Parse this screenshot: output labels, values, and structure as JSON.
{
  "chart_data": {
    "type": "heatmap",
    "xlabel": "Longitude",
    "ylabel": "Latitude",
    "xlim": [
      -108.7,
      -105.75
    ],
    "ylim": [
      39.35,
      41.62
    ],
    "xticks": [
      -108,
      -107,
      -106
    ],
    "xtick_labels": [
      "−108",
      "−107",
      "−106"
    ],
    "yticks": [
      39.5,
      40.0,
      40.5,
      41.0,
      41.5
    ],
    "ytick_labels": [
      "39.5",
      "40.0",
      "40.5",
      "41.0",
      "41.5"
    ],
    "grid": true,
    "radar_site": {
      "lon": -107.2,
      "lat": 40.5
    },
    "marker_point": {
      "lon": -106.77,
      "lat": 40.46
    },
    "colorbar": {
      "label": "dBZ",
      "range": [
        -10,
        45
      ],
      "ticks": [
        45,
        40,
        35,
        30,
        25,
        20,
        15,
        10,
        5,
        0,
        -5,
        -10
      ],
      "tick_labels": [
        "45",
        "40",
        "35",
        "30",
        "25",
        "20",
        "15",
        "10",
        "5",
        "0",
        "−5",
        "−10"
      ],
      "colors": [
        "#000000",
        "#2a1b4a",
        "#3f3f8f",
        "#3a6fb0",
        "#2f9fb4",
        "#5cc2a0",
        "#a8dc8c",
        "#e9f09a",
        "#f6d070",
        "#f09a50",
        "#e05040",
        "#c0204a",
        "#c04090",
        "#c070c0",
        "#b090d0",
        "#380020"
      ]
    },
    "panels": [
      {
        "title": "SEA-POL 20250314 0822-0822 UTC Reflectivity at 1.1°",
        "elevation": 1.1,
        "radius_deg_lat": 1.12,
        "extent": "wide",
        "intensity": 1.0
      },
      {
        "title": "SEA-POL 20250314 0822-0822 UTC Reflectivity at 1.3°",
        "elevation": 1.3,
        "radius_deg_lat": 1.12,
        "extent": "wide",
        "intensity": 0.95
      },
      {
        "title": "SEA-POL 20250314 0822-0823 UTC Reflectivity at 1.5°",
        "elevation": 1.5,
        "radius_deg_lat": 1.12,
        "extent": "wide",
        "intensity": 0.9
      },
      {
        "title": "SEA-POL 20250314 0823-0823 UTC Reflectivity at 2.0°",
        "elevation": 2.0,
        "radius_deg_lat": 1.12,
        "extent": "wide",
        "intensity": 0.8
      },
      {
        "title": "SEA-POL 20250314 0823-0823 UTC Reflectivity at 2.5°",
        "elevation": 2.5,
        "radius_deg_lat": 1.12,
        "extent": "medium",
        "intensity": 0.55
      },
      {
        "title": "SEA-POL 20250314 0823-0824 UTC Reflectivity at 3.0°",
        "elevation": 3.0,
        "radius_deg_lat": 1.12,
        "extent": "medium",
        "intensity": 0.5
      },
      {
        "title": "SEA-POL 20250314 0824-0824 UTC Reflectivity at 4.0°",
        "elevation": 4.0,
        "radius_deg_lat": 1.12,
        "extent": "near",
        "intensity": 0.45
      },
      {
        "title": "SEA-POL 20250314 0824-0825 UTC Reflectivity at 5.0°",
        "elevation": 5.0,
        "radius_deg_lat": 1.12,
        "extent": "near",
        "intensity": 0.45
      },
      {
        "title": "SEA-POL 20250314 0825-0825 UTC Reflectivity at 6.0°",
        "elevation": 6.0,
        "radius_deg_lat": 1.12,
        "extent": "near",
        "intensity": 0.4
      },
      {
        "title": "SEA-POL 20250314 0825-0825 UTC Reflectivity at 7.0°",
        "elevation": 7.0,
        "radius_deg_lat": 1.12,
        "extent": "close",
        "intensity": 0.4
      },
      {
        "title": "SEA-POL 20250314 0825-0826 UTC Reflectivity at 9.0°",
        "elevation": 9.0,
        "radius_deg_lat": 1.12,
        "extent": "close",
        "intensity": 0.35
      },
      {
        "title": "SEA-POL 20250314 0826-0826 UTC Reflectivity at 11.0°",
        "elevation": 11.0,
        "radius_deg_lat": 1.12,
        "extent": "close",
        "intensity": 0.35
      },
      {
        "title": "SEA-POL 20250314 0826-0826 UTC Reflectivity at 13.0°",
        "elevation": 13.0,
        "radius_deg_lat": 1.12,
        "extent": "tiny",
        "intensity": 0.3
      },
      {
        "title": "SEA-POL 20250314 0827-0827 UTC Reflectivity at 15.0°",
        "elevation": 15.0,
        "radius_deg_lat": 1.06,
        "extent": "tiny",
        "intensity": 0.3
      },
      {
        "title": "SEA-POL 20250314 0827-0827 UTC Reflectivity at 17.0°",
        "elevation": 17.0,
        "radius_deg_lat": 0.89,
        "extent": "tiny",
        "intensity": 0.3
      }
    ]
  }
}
= = = =
### Objective
Copy the data above exactly. Every line must be included.

### Correct output
Parse this screenshot: output labels, values, and structure as JSON.
{
  "chart_data": {
    "type": "heatmap",
    "xlabel": "Longitude",
    "ylabel": "Latitude",
    "xlim": [
      -108.7,
      -105.75
    ],
    "ylim": [
      39.35,
      41.62
    ],
    "xticks": [
      -108,
      -107,
      -106
    ],
    "xtick_labels": [
      "−108",
      "−107",
      "−106"
    ],
    "yticks": [
      39.5,
      40.0,
      40.5,
      41.0,
      41.5
    ],
    "ytick_labels": [
      "39.5",
      "40.0",
      "40.5",
      "41.0",
      "41.5"
    ],
    "grid": true,
    "radar_site": {
      "lon": -107.2,
      "lat": 40.5
    },
    "marker_point": {
      "lon": -106.77,
      "lat": 40.46
    },
    "colorbar": {
      "label": "dBZ",
      "range": [
        -10,
        45
      ],
      "ticks": [
        45,
        40,
        35,
        30,
        25,
        20,
        15,
        10,
        5,
        0,
        -5,
        -10
      ],
      "tick_labels": [
        "45",
        "40",
        "35",
        "30",
        "25",
        "20",
        "15",
        "10",
        "5",
        "0",
        "−5",
        "−10"
      ],
      "colors": [
        "#000000",
        "#2a1b4a",
        "#3f3f8f",
        "#3a6fb0",
        "#2f9fb4",
        "#5cc2a0",
        "#a8dc8c",
        "#e9f09a",
        "#f6d070",
        "#f09a50",
        "#e05040",
        "#c0204a",
        "#c04090",
        "#c070c0",
        "#b090d0",
        "#380020"
      ]
    },
    "panels": [
      {
        "title": "SEA-POL 20250314 0822-0822 UTC Reflectivity at 1.1°",
        "elevation": 1.1,
        "radius_deg_lat": 1.12,
        "extent": "wide",
        "intensity": 1.0
      },
      {
        "title": "SEA-POL 20250314 0822-0822 UTC Reflectivity at 1.3°",
        "elevation": 1.3,
        "radius_deg_lat": 1.12,
        "extent": "wide",
        "intensity": 0.95
      },
      {
        "title": "SEA-POL 20250314 0822-0823 UTC Reflectivity at 1.5°",
        "elevation": 1.5,
        "radius_deg_lat": 1.12,
        "extent": "wide",
        "intensity": 0.9
      },
      {
        "title": "SEA-POL 20250314 0823-0823 UTC Reflectivity at 2.0°",
        "elevation": 2.0,
        "radius_deg_lat": 1.12,
        "extent": "wide",
        "intensity": 0.8
      },
      {
        "title": "SEA-POL 20250314 0823-0823 UTC Reflectivity at 2.5°",
        "elevation": 2.5,
        "radius_deg_lat": 1.12,
        "extent": "medium",
        "intensity": 0.55
      },
      {
        "title": "SEA-POL 20250314 0823-0824 UTC Reflectivity at 3.0°",
        "elevation": 3.0,
        "radius_deg_lat": 1.12,
        "extent": "medium",
        "intensity": 0.5
      },
      {
        "title": "SEA-POL 20250314 0824-0824 UTC Reflectivity at 4.0°",
        "elevation": 4.0,
        "radius_deg_lat": 1.12,
        "extent": "near",
        "intensity": 0.45
      },
      {
        "title": "SEA-POL 20250314 0824-0825 UTC Reflectivity at 5.0°",
        "elevation": 5.0,
        "radius_deg_lat": 1.12,
        "extent": "near",
        "intensity": 0.45
      },
      {
        "title": "SEA-POL 20250314 0825-0825 UTC Reflectivity at 6.0°",
        "elevation": 6.0,
        "radius_deg_lat": 1.12,
        "extent": "near",
        "intensity": 0.4
      },
      {
        "title": "SEA-POL 20250314 0825-0825 UTC Reflectivity at 7.0°",
        "elevation": 7.0,
        "radius_deg_lat": 1.12,
        "extent": "close",
        "intensity": 0.4
      },
      {
        "title": "SEA-POL 20250314 0825-0826 UTC Reflectivity at 9.0°",
        "elevation": 9.0,
        "radius_deg_lat": 1.12,
        "extent": "close",
        "intensity": 0.35
      },
      {
        "title": "SEA-POL 20250314 0826-0826 UTC Reflectivity at 11.0°",
        "elevation": 11.0,
        "radius_deg_lat": 1.12,
        "extent": "close",
        "intensity": 0.35
      },
      {
        "title": "SEA-POL 20250314 0826-0826 UTC Reflectivity at 13.0°",
        "elevation": 13.0,
        "radius_deg_lat": 1.12,
        "extent": "tiny",
        "intensity": 0.3
      },
      {
        "title": "SEA-POL 20250314 0827-0827 UTC Reflectivity at 15.0°",
        "elevation": 15.0,
        "radius_deg_lat": 1.06,
        "extent": "tiny",
        "intensity": 0.3
      },
      {
        "title": "SEA-POL 20250314 0827-0827 UTC Reflectivity at 17.0°",
        "elevation": 17.0,
        "radius_deg_lat": 0.89,
        "extent": "tiny",
        "intensity": 0.3
      }
    ]
  }
}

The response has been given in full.